[Saved entries]
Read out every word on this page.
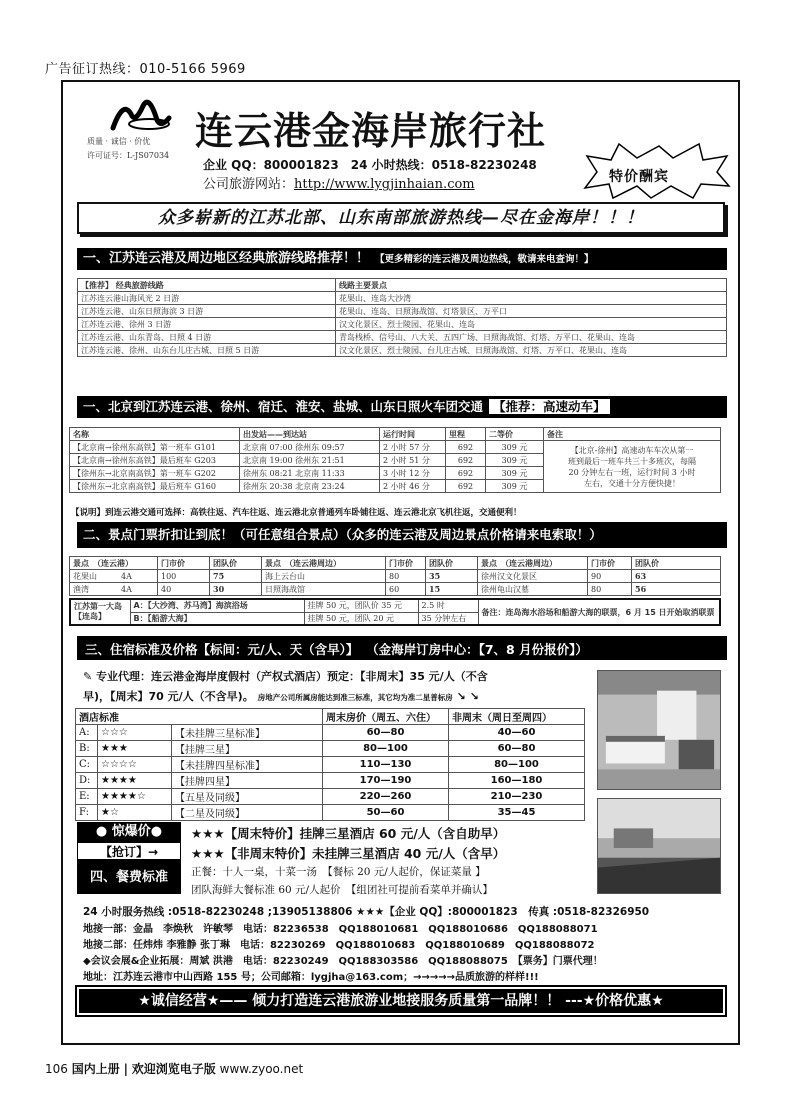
广告征订热线：010-5166 5969
质量 · 诚信 · 价优
许可证号：L-JS07034
连云港金海岸旅行社
企业 QQ：800001823　24 小时热线：0518-82230248
公司旅游网站：http://www.lygjinhaian.com	特价酬宾
众多崭新的江苏北部、山东南部旅游热线—尽在金海岸！！！
一、江苏连云港及周边地区经典旅游线路推荐！！ 【更多精彩的连云港及周边热线，敬请来电查询！】
【推荐】 经典旅游线路	线路主要景点
江苏连云港山海风光 2 日游	花果山、连岛大沙湾
江苏连云港、山东日照海滨 3 日游	花果山、连岛、日照海战馆、灯塔景区、万平口
江苏连云港、徐州 3 日游	汉文化景区、烈士陵园、花果山、连岛
江苏连云港、山东青岛、日照 4 日游	青岛栈桥、信号山、八大关、五四广场、日照海战馆、灯塔、万平口、花果山、连岛
江苏连云港、徐州、山东台儿庄古城、日照 5 日游	汉文化景区、烈士陵园、台儿庄古城、日照海战馆、灯塔、万平口、花果山、连岛
一、北京到江苏连云港、徐州、宿迁、淮安、盐城、山东日照火车团交通 【推荐：高速动车】
名称	出发站——到达站	运行时间	里程	二等价	备注
【北京南→徐州东高铁】第一班车 G101	北京南 07:00 徐州东 09:57	2 小时 57 分	692	309 元	【北京-徐州】高速动车车次从第一
班到最后一班车共三十多班次，每隔
20 分钟左右一班，运行时间 3 小时
左右，交通十分方便快捷！

【北京南→徐州东高铁】最后班车 G203	北京南 19:00 徐州东 21:51	2 小时 51 分	692	309 元	
【徐州东→北京南高铁】第一班车 G202	徐州东 08:21 北京南 11:33	3 小时 12 分	692	309 元	
【徐州东→北京南高铁】最后班车 G160	徐州东 20:38 北京南 23:24	2 小时 46 分	692	309 元	
【说明】到连云港交通可选择：高铁往返、汽车往返、连云港北京普通列车卧铺往返、连云港北京飞机往返，交通便利！
二、景点门票折扣让到底！（可任意组合景点）（众多的连云港及周边景点价格请来电索取！）
景点　（连云港）	门市价	团队价	景点　（连云港周边）	门市价	团队价	景点　（连云港周边）	门市价	团队价
花果山　　　4A	100	75	海上云台山	80	35	徐州汉文化景区	90	63
渔湾　　　　4A	40	30	日照海战馆	60	15	徐州龟山汉墓	80	56
江苏第一大岛【连岛】	A：【大沙湾、苏马湾】海滨浴场	挂牌 50 元，团队价 35 元	2.5 时	备注：连岛海水浴场和船游大海的联票，6 月 15 日开始取消联票
	B：【船游大海】	挂牌 50 元，团队 20 元	35 分钟左右	
三、住宿标准及价格【标间：元/人、天（含早）】 （金海岸订房中心：【7、8 月份报价】）
✎ 专业代理：连云港金海岸度假村（产权式酒店）预定：【非周末】35 元/人（不含
早)，【周末】70 元/人（不含早)。 房地产公司所属房能达到准三标准，其它均为准二星普标房 ↘ ↘
酒店标准			周末房价（周五、六住）	非周末（周日至周四）
A:	☆☆☆	【未挂牌三星标准】	60—80	40—60
B:	★★★	【挂牌三星】	80—100	60—80
C:	☆☆☆☆	【未挂牌四星标准】	110—130	80—100
D:	★★★★	【挂牌四星】	170—190	160—180
E:	★★★★☆	【五星及同级】	220—260	210—230
F:	★☆	【二星及同级】	50—60	35—45
● 惊爆价●
【抢订】→
★★★【周末特价】挂牌三星酒店 60 元/人（含自助早）
★★★【非周末特价】未挂牌三星酒店 40 元/人（含早）
四、餐费标准	正餐：十人一桌，十菜一汤　【餐标 20 元/人起价，保证菜量 】
团队海鲜大餐标准 60 元/人起价　【组团社可提前看菜单并确认】
24 小时服务热线 :0518-82230248 ;13905138806 ★★★【企业 QQ】:800001823　传真 :0518-82326950
地接一部：金晶　李焕秋　许敏琴　电话：82236538　QQ188010681　QQ188010686　QQ188088071
地接二部：任炜炜 李雅静 张丁琳　电话：82230269　QQ188010683　QQ188010689　QQ188088072
◆会议会展&企业拓展：周斌 洪港　电话：82230249　QQ188303586　QQ188088075　【票务】门票代理！
地址：江苏连云港市中山西路 155 号；公司邮箱：lygjha@163.com；→→→→→品质旅游的样样!!!
★诚信经营★—— 倾力打造连云港旅游业地接服务质量第一品牌！！ ---★价格优惠★
106 国内上册 | 欢迎浏览电子版 www.zyoo.net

> [Short task]
Without the pictures, extract every entry verbatim.

> [Solved exercise]
Read out every word on this page.
广告征订热线：010-5166 5969
质量 · 诚信 · 价优
许可证号：L-JS07034
连云港金海岸旅行社
企业 QQ：800001823　24 小时热线：0518-82230248
公司旅游网站：http://www.lygjinhaian.com	特价酬宾
众多崭新的江苏北部、山东南部旅游热线—尽在金海岸！！！
一、江苏连云港及周边地区经典旅游线路推荐！！ 【更多精彩的连云港及周边热线，敬请来电查询！】
【推荐】 经典旅游线路	线路主要景点
江苏连云港山海风光 2 日游	花果山、连岛大沙湾
江苏连云港、山东日照海滨 3 日游	花果山、连岛、日照海战馆、灯塔景区、万平口
江苏连云港、徐州 3 日游	汉文化景区、烈士陵园、花果山、连岛
江苏连云港、山东青岛、日照 4 日游	青岛栈桥、信号山、八大关、五四广场、日照海战馆、灯塔、万平口、花果山、连岛
江苏连云港、徐州、山东台儿庄古城、日照 5 日游	汉文化景区、烈士陵园、台儿庄古城、日照海战馆、灯塔、万平口、花果山、连岛
一、北京到江苏连云港、徐州、宿迁、淮安、盐城、山东日照火车团交通 【推荐：高速动车】
名称	出发站——到达站	运行时间	里程	二等价	备注
【北京南→徐州东高铁】第一班车 G101	北京南 07:00 徐州东 09:57	2 小时 57 分	692	309 元	【北京-徐州】高速动车车次从第一
班到最后一班车共三十多班次，每隔
20 分钟左右一班，运行时间 3 小时
左右，交通十分方便快捷！

【北京南→徐州东高铁】最后班车 G203	北京南 19:00 徐州东 21:51	2 小时 51 分	692	309 元	
【徐州东→北京南高铁】第一班车 G202	徐州东 08:21 北京南 11:33	3 小时 12 分	692	309 元	
【徐州东→北京南高铁】最后班车 G160	徐州东 20:38 北京南 23:24	2 小时 46 分	692	309 元	
【说明】到连云港交通可选择：高铁往返、汽车往返、连云港北京普通列车卧铺往返、连云港北京飞机往返，交通便利！
二、景点门票折扣让到底！（可任意组合景点）（众多的连云港及周边景点价格请来电索取！）
景点　（连云港）	门市价	团队价	景点　（连云港周边）	门市价	团队价	景点　（连云港周边）	门市价	团队价
花果山　　　4A	100	75	海上云台山	80	35	徐州汉文化景区	90	63
渔湾　　　　4A	40	30	日照海战馆	60	15	徐州龟山汉墓	80	56
江苏第一大岛【连岛】	A：【大沙湾、苏马湾】海滨浴场	挂牌 50 元，团队价 35 元	2.5 时	备注：连岛海水浴场和船游大海的联票，6 月 15 日开始取消联票
	B：【船游大海】	挂牌 50 元，团队 20 元	35 分钟左右	
三、住宿标准及价格【标间：元/人、天（含早）】 （金海岸订房中心：【7、8 月份报价】）
✎ 专业代理：连云港金海岸度假村（产权式酒店）预定：【非周末】35 元/人（不含
早)，【周末】70 元/人（不含早)。 房地产公司所属房能达到准三标准，其它均为准二星普标房 ↘ ↘
酒店标准			周末房价（周五、六住）	非周末（周日至周四）
A:	☆☆☆	【未挂牌三星标准】	60—80	40—60
B:	★★★	【挂牌三星】	80—100	60—80
C:	☆☆☆☆	【未挂牌四星标准】	110—130	80—100
D:	★★★★	【挂牌四星】	170—190	160—180
E:	★★★★☆	【五星及同级】	220—260	210—230
F:	★☆	【二星及同级】	50—60	35—45
● 惊爆价●
【抢订】→
★★★【周末特价】挂牌三星酒店 60 元/人（含自助早）
★★★【非周末特价】未挂牌三星酒店 40 元/人（含早）
四、餐费标准	正餐：十人一桌，十菜一汤　【餐标 20 元/人起价，保证菜量 】
团队海鲜大餐标准 60 元/人起价　【组团社可提前看菜单并确认】
24 小时服务热线 :0518-82230248 ;13905138806 ★★★【企业 QQ】:800001823　传真 :0518-82326950
地接一部：金晶　李焕秋　许敏琴　电话：82236538　QQ188010681　QQ188010686　QQ188088071
地接二部：任炜炜 李雅静 张丁琳　电话：82230269　QQ188010683　QQ188010689　QQ188088072
◆会议会展&企业拓展：周斌 洪港　电话：82230249　QQ188303586　QQ188088075　【票务】门票代理！
地址：江苏连云港市中山西路 155 号；公司邮箱：lygjha@163.com；→→→→→品质旅游的样样!!!
★诚信经营★—— 倾力打造连云港旅游业地接服务质量第一品牌！！ ---★价格优惠★
106 国内上册 | 欢迎浏览电子版 www.zyoo.net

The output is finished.